◆ RECORD EXTRACTS
━━━━━━━━
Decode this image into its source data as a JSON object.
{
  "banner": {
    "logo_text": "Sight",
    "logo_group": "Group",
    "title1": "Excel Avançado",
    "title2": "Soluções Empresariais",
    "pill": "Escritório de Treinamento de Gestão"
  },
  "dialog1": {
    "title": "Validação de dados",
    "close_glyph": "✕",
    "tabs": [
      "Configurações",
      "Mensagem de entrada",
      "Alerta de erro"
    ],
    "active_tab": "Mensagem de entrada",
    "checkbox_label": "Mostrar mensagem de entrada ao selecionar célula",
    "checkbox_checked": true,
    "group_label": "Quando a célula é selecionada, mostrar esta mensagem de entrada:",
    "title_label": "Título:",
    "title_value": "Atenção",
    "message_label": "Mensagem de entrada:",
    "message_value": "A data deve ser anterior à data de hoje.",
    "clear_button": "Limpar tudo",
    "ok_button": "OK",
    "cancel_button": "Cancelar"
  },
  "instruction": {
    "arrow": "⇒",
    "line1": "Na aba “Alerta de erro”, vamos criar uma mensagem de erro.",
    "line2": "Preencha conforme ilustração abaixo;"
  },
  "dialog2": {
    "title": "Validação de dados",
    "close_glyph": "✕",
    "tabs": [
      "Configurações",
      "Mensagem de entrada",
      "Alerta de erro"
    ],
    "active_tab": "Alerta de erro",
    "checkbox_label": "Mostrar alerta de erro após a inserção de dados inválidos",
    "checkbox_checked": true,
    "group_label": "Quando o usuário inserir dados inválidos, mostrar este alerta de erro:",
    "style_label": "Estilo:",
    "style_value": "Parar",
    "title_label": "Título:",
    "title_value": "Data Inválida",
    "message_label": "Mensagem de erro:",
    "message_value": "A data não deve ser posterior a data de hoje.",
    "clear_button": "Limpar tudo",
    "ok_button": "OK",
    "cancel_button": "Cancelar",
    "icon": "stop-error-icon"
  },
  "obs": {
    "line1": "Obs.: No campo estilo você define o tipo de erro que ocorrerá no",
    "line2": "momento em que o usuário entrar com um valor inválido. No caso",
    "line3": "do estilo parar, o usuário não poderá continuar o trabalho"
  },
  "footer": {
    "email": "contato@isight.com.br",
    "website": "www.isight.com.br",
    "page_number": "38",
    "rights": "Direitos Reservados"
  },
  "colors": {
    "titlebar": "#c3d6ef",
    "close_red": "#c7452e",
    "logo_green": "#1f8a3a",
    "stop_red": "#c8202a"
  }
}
━━━━━━━━
◆ INSTRUCTION
Please give back all of the records exactly as written.

◆ EXERCISE SOLUTION
Decode this image into its source data as a JSON object.
{
  "banner": {
    "logo_text": "Sight",
    "logo_group": "Group",
    "title1": "Excel Avançado",
    "title2": "Soluções Empresariais",
    "pill": "Escritório de Treinamento de Gestão"
  },
  "dialog1": {
    "title": "Validação de dados",
    "close_glyph": "✕",
    "tabs": [
      "Configurações",
      "Mensagem de entrada",
      "Alerta de erro"
    ],
    "active_tab": "Mensagem de entrada",
    "checkbox_label": "Mostrar mensagem de entrada ao selecionar célula",
    "checkbox_checked": true,
    "group_label": "Quando a célula é selecionada, mostrar esta mensagem de entrada:",
    "title_label": "Título:",
    "title_value": "Atenção",
    "message_label": "Mensagem de entrada:",
    "message_value": "A data deve ser anterior à data de hoje.",
    "clear_button": "Limpar tudo",
    "ok_button": "OK",
    "cancel_button": "Cancelar"
  },
  "instruction": {
    "arrow": "⇒",
    "line1": "Na aba “Alerta de erro”, vamos criar uma mensagem de erro.",
    "line2": "Preencha conforme ilustração abaixo;"
  },
  "dialog2": {
    "title": "Validação de dados",
    "close_glyph": "✕",
    "tabs": [
      "Configurações",
      "Mensagem de entrada",
      "Alerta de erro"
    ],
    "active_tab": "Alerta de erro",
    "checkbox_label": "Mostrar alerta de erro após a inserção de dados inválidos",
    "checkbox_checked": true,
    "group_label": "Quando o usuário inserir dados inválidos, mostrar este alerta de erro:",
    "style_label": "Estilo:",
    "style_value": "Parar",
    "title_label": "Título:",
    "title_value": "Data Inválida",
    "message_label": "Mensagem de erro:",
    "message_value": "A data não deve ser posterior a data de hoje.",
    "clear_button": "Limpar tudo",
    "ok_button": "OK",
    "cancel_button": "Cancelar",
    "icon": "stop-error-icon"
  },
  "obs": {
    "line1": "Obs.: No campo estilo você define o tipo de erro que ocorrerá no",
    "line2": "momento em que o usuário entrar com um valor inválido. No caso",
    "line3": "do estilo parar, o usuário não poderá continuar o trabalho"
  },
  "footer": {
    "email": "contato@isight.com.br",
    "website": "www.isight.com.br",
    "page_number": "38",
    "rights": "Direitos Reservados"
  },
  "colors": {
    "titlebar": "#c3d6ef",
    "close_red": "#c7452e",
    "logo_green": "#1f8a3a",
    "stop_red": "#c8202a"
  }
}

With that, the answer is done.